+++ Supplied records +++
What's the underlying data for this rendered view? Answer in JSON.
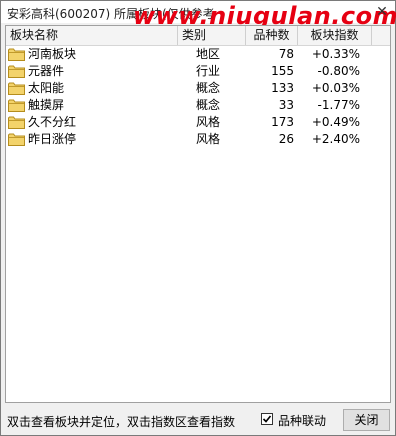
{
  "window": {
    "title": "安彩高科(600207)  所属板块(仅供参考",
    "watermark": "www.niugulan.com",
    "close_glyph": "✕"
  },
  "table": {
    "columns": [
      "板块名称",
      "类别",
      "品种数",
      "板块指数"
    ],
    "rows": [
      {
        "name": "河南板块",
        "category": "地区",
        "count": "78",
        "index": "+0.33%"
      },
      {
        "name": "元器件",
        "category": "行业",
        "count": "155",
        "index": "-0.80%"
      },
      {
        "name": "太阳能",
        "category": "概念",
        "count": "133",
        "index": "+0.03%"
      },
      {
        "name": "触摸屏",
        "category": "概念",
        "count": "33",
        "index": "-1.77%"
      },
      {
        "name": "久不分红",
        "category": "风格",
        "count": "173",
        "index": "+0.49%"
      },
      {
        "name": "昨日涨停",
        "category": "风格",
        "count": "26",
        "index": "+2.40%"
      }
    ]
  },
  "footer": {
    "hint": "双击查看板块并定位，双击指数区查看指数",
    "linkage_label": "品种联动",
    "linkage_checked": true,
    "close_label": "关闭"
  }
}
+++
Return only the count of lines in the records that hold the word "name".

Problem solution – 6